WRITTEN REQUEST => Below is a listing to write out in full, exactly as given, without its pictures.

◇ ◇ ◇ ◇ ◇

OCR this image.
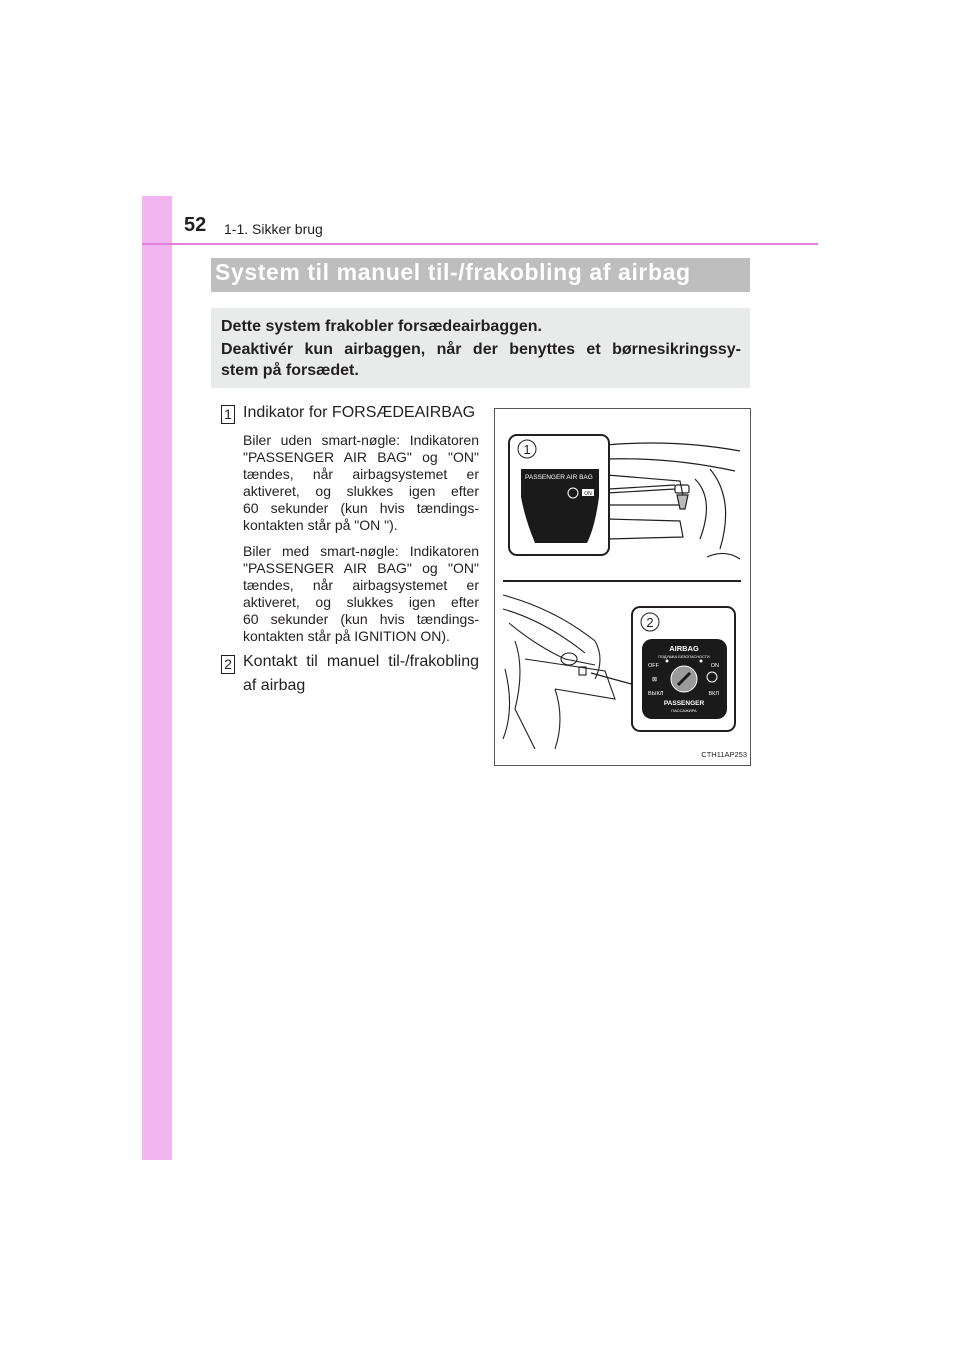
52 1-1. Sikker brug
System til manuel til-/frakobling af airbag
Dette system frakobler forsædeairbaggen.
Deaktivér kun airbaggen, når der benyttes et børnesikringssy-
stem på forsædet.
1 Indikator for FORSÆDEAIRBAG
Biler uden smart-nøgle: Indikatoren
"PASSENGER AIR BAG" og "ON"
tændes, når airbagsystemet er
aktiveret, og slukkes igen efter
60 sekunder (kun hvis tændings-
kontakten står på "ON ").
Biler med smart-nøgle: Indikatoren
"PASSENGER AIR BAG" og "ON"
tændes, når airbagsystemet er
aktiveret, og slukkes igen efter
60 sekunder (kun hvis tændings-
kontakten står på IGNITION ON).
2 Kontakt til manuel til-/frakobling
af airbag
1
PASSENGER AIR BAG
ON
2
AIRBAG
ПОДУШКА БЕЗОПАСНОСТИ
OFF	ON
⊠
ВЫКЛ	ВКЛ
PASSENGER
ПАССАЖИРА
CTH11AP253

◇ ◇ ◇ ◇ ◇

COMPLETE ANSWER =>
OCR this image.
52 1-1. Sikker brug
System til manuel til-/frakobling af airbag
Dette system frakobler forsædeairbaggen.
Deaktivér kun airbaggen, når der benyttes et børnesikringssy-
stem på forsædet.
1 Indikator for FORSÆDEAIRBAG
Biler uden smart-nøgle: Indikatoren
"PASSENGER AIR BAG" og "ON"
tændes, når airbagsystemet er
aktiveret, og slukkes igen efter
60 sekunder (kun hvis tændings-
kontakten står på "ON ").
Biler med smart-nøgle: Indikatoren
"PASSENGER AIR BAG" og "ON"
tændes, når airbagsystemet er
aktiveret, og slukkes igen efter
60 sekunder (kun hvis tændings-
kontakten står på IGNITION ON).
2 Kontakt til manuel til-/frakobling
af airbag
1
PASSENGER AIR BAG
ON
2
AIRBAG
ПОДУШКА БЕЗОПАСНОСТИ
OFF	ON
⊠
ВЫКЛ	ВКЛ
PASSENGER
ПАССАЖИРА
CTH11AP253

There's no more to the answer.